◆ **Items from a dataset**
[BEGIN]

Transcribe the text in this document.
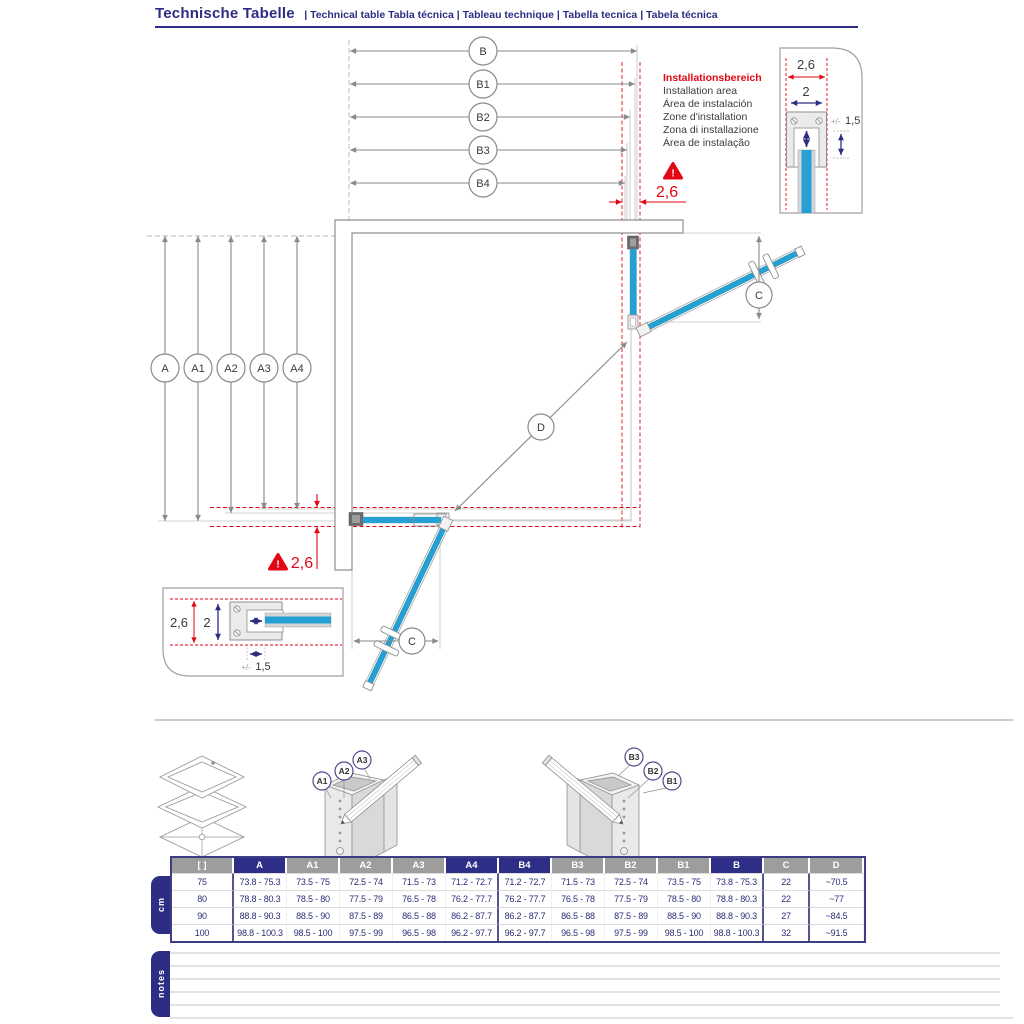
B
B1
B2
B3
B4
A A1 A2 A3 A4
C
D
C
!
2,6
! 2,6
2,6
2
+/- 1,5
2,6 2
+/- 1,5
Technische Tabelle | Technical table Tabla técnica | Tableau technique | Tabella tecnica | Tabela técnica
Installationsbereich
Installation area
Área de instalación
Zone d'installation
Zona di installazione
Área de instalação
A1
A2
A3	B3
B2
B1
[ ]	A	A1	A2	A3	A4	B4	B3	B2	B1	B	C	D
75	73.8 - 75.3	73.5 - 75	72.5 - 74	71.5 - 73	71.2 - 72.7	71.2 - 72.7	71.5 - 73	72.5 - 74	73.5 - 75	73.8 - 75.3	22	~70.5
80	78.8 - 80.3	78.5 - 80	77.5 - 79	76.5 - 78	76.2 - 77.7	76.2 - 77.7	76.5 - 78	77.5 - 79	78.5 - 80	78.8 - 80.3	22	~77
90	88.8 - 90.3	88.5 - 90	87.5 - 89	86.5 - 88	86.2 - 87.7	86.2 - 87.7	86.5 - 88	87.5 - 89	88.5 - 90	88.8 - 90.3	27	~84.5
100	98.8 - 100.3	98.5 - 100	97.5 - 99	96.5 - 98	96.2 - 97.7	96.2 - 97.7	96.5 - 98	97.5 - 99	98.5 - 100	98.8 - 100.3	32	~91.5
cm
notes
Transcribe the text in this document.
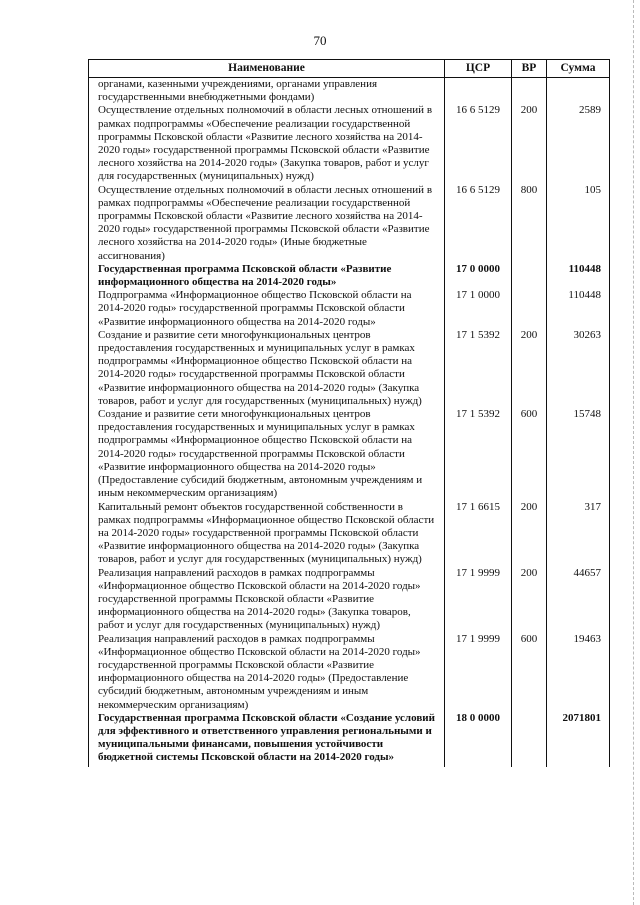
70
Наименование	ЦСР	ВР	Сумма
органами, казенными учреждениями, органами управления государственными внебюджетными фондами)			
Осуществление отдельных полномочий в области лесных отношений в рамках подпрограммы «Обеспечение реализации государственной программы Псковской области «Развитие лесного хозяйства на 2014-2020 годы» государственной программы Псковской области «Развитие лесного хозяйства на 2014-2020 годы» (Закупка товаров, работ и услуг для государственных (муниципальных) нужд)	16 6 5129	200	2589
Осуществление отдельных полномочий в области лесных отношений в рамках подпрограммы «Обеспечение реализации государственной программы Псковской области «Развитие лесного хозяйства на 2014-2020 годы» государственной программы Псковской области «Развитие лесного хозяйства на 2014-2020 годы» (Иные бюджетные ассигнования)	16 6 5129	800	105
Государственная программа Псковской области «Развитие информационного общества на 2014-2020 годы»	17 0 0000		110448
Подпрограмма «Информационное общество Псковской области на 2014-2020 годы» государственной программы Псковской области «Развитие информационного общества на 2014-2020 годы»	17 1 0000		110448
Создание и развитие сети многофункциональных центров предоставления государственных и муниципальных услуг в рамках подпрограммы «Информационное общество Псковской области на 2014-2020 годы» государственной программы Псковской области «Развитие информационного общества на 2014-2020 годы» (Закупка товаров, работ и услуг для государственных (муниципальных) нужд)	17 1 5392	200	30263
Создание и развитие сети многофункциональных центров предоставления государственных и муниципальных услуг в рамках подпрограммы «Информационное общество Псковской области на 2014-2020 годы» государственной программы Псковской области «Развитие информационного общества на 2014-2020 годы» (Предоставление субсидий бюджетным, автономным учреждениям и иным некоммерческим организациям)	17 1 5392	600	15748
Капитальный ремонт объектов государственной собственности в рамках подпрограммы «Информационное общество Псковской области на 2014-2020 годы» государственной программы Псковской области «Развитие информационного общества на 2014-2020 годы» (Закупка товаров, работ и услуг для государственных (муниципальных) нужд)	17 1 6615	200	317
Реализация направлений расходов в рамках подпрограммы «Информационное общество Псковской области на 2014-2020 годы» государственной программы Псковской области «Развитие информационного общества на 2014-2020 годы» (Закупка товаров, работ и услуг для государственных (муниципальных) нужд)	17 1 9999	200	44657
Реализация направлений расходов в рамках подпрограммы «Информационное общество Псковской области на 2014-2020 годы» государственной программы Псковской области «Развитие информационного общества на 2014-2020 годы» (Предоставление субсидий бюджетным, автономным учреждениям и иным некоммерческим организациям)	17 1 9999	600	19463
Государственная программа Псковской области «Создание условий для эффективного и ответственного управления региональными и муниципальными финансами, повышения устойчивости бюджетной системы Псковской области на 2014-2020 годы»	18 0 0000		2071801
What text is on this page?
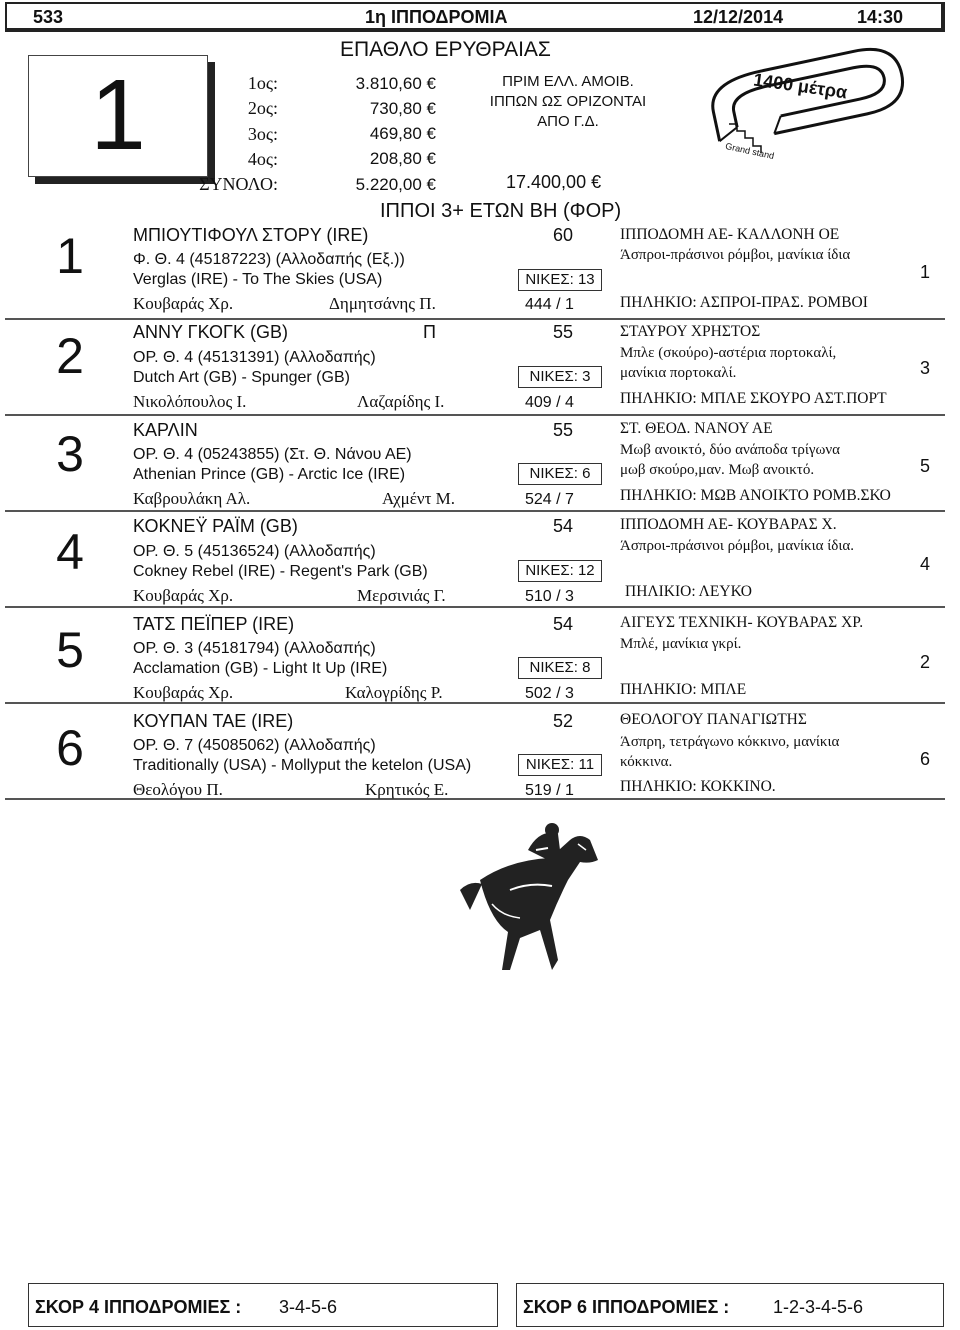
533	1η ΙΠΠΟΔΡΟΜΙΑ	12/12/2014	14:30
1
ΕΠΑΘΛΟ ΕΡΥΘΡΑΙΑΣ
1ος:	3.810,60 €
2ος:	730,80 €
3ος:	469,80 €
4ος:	208,80 €
ΣΥΝΟΛΟ:	5.220,00 €
ΠΡΙΜ ΕΛΛ. ΑΜΟΙΒ.
ΙΠΠΩΝ ΩΣ ΟΡΙΖΟΝΤΑΙ
ΑΠΟ Γ.Δ.
17.400,00 €
1400 μέτρα
Grand stand
ΙΠΠΟΙ 3+ ΕΤΩΝ ΒΗ (ΦΟΡ)
1	ΜΠΙΟΥΤΙΦΟΥΛ ΣΤΟΡΥ (IRE)	60	ΙΠΠΟΔΟΜΗ ΑΕ- ΚΑΛΛΟΝΗ ΟΕ
Φ. Θ. 4 (45187223) (Αλλοδαπής (Εξ.))	Άσπροι-πράσινοι ρόμβοι, μανίκια ίδια
Verglas (IRE) - To The Skies (USA)	ΝΙΚΕΣ: 13	1
Κουβαράς Χρ.	Δημητσάνης Π.	444 / 1	ΠΗΛΗΚΙΟ: ΑΣΠΡΟΙ-ΠΡΑΣ. ΡΟΜΒΟΙ
2	ΑΝΝΥ ΓΚΟΓΚ (GB)	Π	55	ΣΤΑΥΡΟΥ ΧΡΗΣΤΟΣ
ΟΡ. Θ. 4 (45131391) (Αλλοδαπής)	Μπλε (σκούρο)-αστέρια πορτοκαλί,
Dutch Art (GB) - Spunger (GB)	ΝΙΚΕΣ: 3	μανίκια πορτοκαλί.	3
Νικολόπουλος Ι.	Λαζαρίδης Ι.	409 / 4	ΠΗΛΗΚΙΟ: ΜΠΛΕ ΣΚΟΥΡΟ ΑΣΤ.ΠΟΡΤ
3	ΚΑΡΛΙΝ	55	ΣΤ. ΘΕΟΔ. ΝΑΝΟΥ ΑΕ
ΟΡ. Θ. 4 (05243855) (Στ. Θ. Νάνου ΑΕ)	Μωβ ανοικτό, δύο ανάποδα τρίγωνα
Athenian Prince (GB) - Arctic Ice (IRE)	ΝΙΚΕΣ: 6	μωβ σκούρο,μαν. Μωβ ανοικτό.	5
Καβρουλάκη Αλ.	Αχμέντ Μ.	524 / 7	ΠΗΛΗΚΙΟ: ΜΩΒ ΑΝΟΙΚΤΟ ΡΟΜΒ.ΣΚΟ
4	ΚΟΚΝΕΫ ΡΑΪΜ (GB)	54	ΙΠΠΟΔΟΜΗ ΑΕ- ΚΟΥΒΑΡΑΣ Χ.
ΟΡ. Θ. 5 (45136524) (Αλλοδαπής)	Άσπροι-πράσινοι ρόμβοι, μανίκια ίδια.
Cokney Rebel (IRE) - Regent's Park (GB)	ΝΙΚΕΣ: 12	4
Κουβαράς Χρ.	Μερσινιάς Γ.	510 / 3	ΠΗΛΙΚΙΟ: ΛΕΥΚΟ
5	ΤΑΤΣ ΠΕΪΠΕΡ (IRE)	54	ΑΙΓΕΥΣ ΤΕΧΝΙΚΗ- ΚΟΥΒΑΡΑΣ ΧΡ.
ΟΡ. Θ. 3 (45181794) (Αλλοδαπής)	Μπλέ, μανίκια γκρί.
Acclamation (GB) - Light It Up (IRE)	ΝΙΚΕΣ: 8	2
Κουβαράς Χρ.	Καλογρίδης Ρ.	502 / 3	ΠΗΛΗΚΙΟ: ΜΠΛΕ
6	ΚΟΥΠΑΝ ΤΑΕ (IRE)	52	ΘΕΟΛΟΓΟΥ ΠΑΝΑΓΙΩΤΗΣ
ΟΡ. Θ. 7 (45085062) (Αλλοδαπής)	Άσπρη, τετράγωνο κόκκινο, μανίκια
Traditionally (USA) - Mollyput the ketelon (USA)	ΝΙΚΕΣ: 11	κόκκινα.	6
Θεολόγου Π.	Κρητικός Ε.	519 / 1	ΠΗΛΗΚΙΟ: ΚΟΚΚΙΝΟ.
ΣΚΟΡ 4 ΙΠΠΟΔΡΟΜΙΕΣ : 3-4-5-6	ΣΚΟΡ 6 ΙΠΠΟΔΡΟΜΙΕΣ : 1-2-3-4-5-6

[END]

Identify the lines of the data that contain the word "ΚΟΥΒΑΡΑΣ". Copy each of them.

4	ΚΟΚΝΕΫ ΡΑΪΜ (GB)	54	ΙΠΠΟΔΟΜΗ ΑΕ- ΚΟΥΒΑΡΑΣ Χ.
5	ΤΑΤΣ ΠΕΪΠΕΡ (IRE)	54	ΑΙΓΕΥΣ ΤΕΧΝΙΚΗ- ΚΟΥΒΑΡΑΣ ΧΡ.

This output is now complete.